• _Stated problem_:
Filter the listing and keep only the lines with the word "切手買取業者の選んだ基準".

____ Record list

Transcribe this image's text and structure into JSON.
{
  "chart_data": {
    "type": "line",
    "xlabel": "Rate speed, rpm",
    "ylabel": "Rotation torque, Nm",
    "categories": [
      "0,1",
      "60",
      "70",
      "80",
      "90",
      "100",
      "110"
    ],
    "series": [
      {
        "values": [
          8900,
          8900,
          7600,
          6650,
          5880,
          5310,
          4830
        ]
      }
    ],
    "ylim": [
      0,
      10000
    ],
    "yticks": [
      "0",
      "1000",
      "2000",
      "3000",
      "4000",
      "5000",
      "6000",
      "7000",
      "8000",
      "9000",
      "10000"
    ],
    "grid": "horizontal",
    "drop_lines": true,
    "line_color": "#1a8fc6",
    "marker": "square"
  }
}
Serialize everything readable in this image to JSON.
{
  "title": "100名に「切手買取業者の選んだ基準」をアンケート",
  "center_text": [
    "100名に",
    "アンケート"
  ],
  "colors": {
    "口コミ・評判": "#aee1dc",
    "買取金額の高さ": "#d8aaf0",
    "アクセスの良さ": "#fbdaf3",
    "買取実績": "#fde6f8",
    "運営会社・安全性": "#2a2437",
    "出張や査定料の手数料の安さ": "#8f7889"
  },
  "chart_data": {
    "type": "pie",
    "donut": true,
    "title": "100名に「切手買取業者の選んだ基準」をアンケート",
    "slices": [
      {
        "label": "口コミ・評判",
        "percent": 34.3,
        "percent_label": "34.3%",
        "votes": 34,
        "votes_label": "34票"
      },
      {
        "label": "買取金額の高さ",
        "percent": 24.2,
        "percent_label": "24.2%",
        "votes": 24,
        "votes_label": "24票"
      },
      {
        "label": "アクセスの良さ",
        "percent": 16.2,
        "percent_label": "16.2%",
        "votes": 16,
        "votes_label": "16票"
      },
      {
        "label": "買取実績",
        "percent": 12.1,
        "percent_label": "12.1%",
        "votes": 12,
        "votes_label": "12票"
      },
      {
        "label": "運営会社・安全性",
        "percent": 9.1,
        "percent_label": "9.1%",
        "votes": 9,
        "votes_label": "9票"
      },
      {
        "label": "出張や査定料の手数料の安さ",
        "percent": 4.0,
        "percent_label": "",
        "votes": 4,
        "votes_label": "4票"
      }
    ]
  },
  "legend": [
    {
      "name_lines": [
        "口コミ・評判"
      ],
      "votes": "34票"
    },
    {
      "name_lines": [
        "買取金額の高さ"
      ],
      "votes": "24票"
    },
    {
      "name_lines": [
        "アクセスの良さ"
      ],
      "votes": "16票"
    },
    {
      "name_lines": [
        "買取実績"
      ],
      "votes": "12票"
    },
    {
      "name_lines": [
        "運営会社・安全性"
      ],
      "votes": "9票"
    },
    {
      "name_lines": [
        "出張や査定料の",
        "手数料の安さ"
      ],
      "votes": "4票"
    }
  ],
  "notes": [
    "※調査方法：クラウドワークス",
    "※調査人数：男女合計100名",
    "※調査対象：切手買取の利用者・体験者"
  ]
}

________

• _Result_:
  "title": "100名に「切手買取業者の選んだ基準」をアンケート",
    "title": "100名に「切手買取業者の選んだ基準」をアンケート",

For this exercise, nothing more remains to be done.